[Stored records]
↓↓↓

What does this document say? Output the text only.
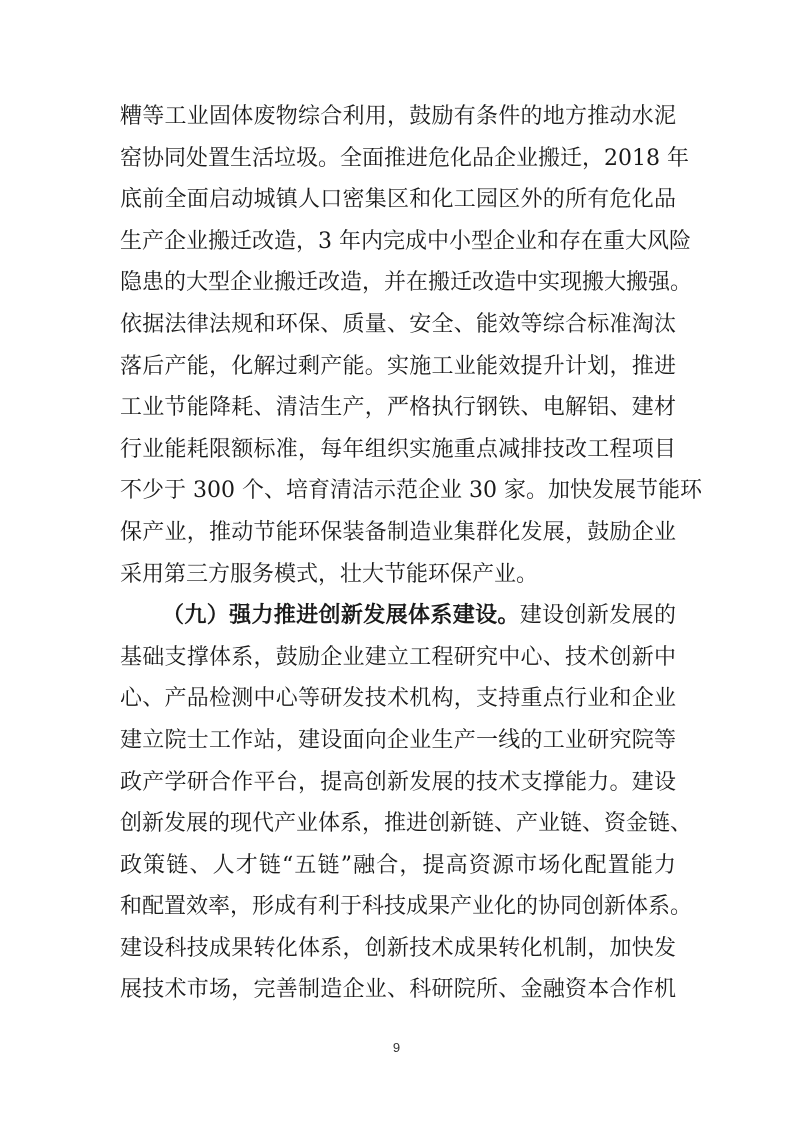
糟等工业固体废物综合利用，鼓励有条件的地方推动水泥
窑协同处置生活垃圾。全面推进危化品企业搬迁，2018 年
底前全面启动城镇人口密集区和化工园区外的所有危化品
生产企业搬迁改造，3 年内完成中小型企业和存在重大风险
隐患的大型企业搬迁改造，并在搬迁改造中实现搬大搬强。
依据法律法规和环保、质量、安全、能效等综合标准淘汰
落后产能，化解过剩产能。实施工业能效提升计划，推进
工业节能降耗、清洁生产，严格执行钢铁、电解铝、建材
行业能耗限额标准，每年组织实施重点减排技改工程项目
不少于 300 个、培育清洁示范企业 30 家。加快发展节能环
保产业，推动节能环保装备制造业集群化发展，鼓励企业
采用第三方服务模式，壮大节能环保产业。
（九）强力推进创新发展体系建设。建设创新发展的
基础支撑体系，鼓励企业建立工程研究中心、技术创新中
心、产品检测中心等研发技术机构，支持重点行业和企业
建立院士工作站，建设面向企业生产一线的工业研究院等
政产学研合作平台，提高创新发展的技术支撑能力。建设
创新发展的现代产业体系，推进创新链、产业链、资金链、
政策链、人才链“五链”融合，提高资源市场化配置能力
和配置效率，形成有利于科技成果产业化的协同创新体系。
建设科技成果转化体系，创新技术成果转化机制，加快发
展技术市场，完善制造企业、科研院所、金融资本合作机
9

↑↑↑
↓↓↓

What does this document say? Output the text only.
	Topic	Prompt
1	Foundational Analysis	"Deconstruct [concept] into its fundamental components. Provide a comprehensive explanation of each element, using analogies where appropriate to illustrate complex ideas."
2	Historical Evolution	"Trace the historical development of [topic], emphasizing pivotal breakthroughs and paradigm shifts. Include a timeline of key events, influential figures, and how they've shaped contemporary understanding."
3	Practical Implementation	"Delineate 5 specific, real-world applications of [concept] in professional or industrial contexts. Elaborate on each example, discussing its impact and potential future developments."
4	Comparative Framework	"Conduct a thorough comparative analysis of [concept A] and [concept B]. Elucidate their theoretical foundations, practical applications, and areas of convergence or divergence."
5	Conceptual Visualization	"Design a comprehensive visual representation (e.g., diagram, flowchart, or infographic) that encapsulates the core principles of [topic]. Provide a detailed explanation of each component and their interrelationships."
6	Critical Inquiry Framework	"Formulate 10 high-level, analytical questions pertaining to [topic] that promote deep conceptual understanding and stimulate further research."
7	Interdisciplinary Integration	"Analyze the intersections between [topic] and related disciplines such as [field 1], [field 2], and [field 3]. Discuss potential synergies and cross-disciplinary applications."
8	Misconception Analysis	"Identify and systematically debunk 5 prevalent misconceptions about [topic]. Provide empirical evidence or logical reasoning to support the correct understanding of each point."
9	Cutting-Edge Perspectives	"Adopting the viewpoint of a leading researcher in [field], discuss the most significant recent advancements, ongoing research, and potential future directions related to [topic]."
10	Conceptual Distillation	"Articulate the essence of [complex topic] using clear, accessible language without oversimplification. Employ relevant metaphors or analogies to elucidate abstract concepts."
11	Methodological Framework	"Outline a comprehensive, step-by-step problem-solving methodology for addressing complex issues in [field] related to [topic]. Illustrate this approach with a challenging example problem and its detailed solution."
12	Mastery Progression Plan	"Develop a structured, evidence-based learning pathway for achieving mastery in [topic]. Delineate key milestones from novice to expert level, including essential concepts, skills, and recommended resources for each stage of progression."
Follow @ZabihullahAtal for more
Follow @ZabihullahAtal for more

↑↑↑
↓↓↓

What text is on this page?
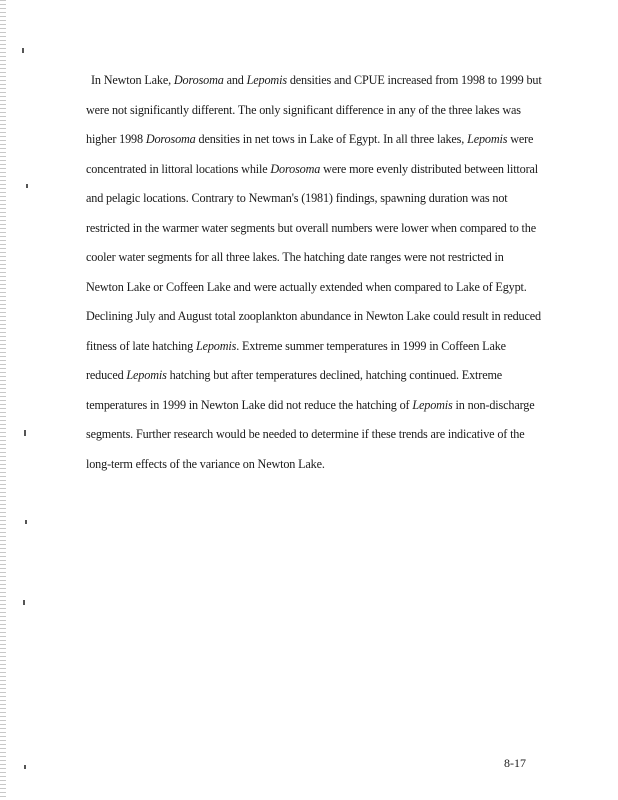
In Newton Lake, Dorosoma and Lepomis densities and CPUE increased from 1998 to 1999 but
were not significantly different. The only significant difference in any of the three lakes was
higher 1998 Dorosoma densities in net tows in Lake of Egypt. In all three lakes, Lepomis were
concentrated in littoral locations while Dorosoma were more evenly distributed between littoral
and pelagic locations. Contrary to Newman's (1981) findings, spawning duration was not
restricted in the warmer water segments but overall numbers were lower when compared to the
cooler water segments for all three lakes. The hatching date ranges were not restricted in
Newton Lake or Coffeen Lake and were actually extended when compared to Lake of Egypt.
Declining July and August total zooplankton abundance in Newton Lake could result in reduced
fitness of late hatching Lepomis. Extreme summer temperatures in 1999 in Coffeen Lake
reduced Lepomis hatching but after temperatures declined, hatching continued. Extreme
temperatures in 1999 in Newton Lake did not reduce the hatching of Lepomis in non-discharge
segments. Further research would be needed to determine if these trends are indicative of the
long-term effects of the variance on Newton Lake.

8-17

↑↑↑

[Exercise description] From the entries above, list each line with "that" in it.

[Full response]
5	Conceptual Visualization	"Design a comprehensive visual representation (e.g., diagram, flowchart, or infographic) that encapsulates the core principles of [topic]. Provide a detailed explanation of each component and their interrelationships."
6	Critical Inquiry Framework	"Formulate 10 high-level, analytical questions pertaining to [topic] that promote deep conceptual understanding and stimulate further research."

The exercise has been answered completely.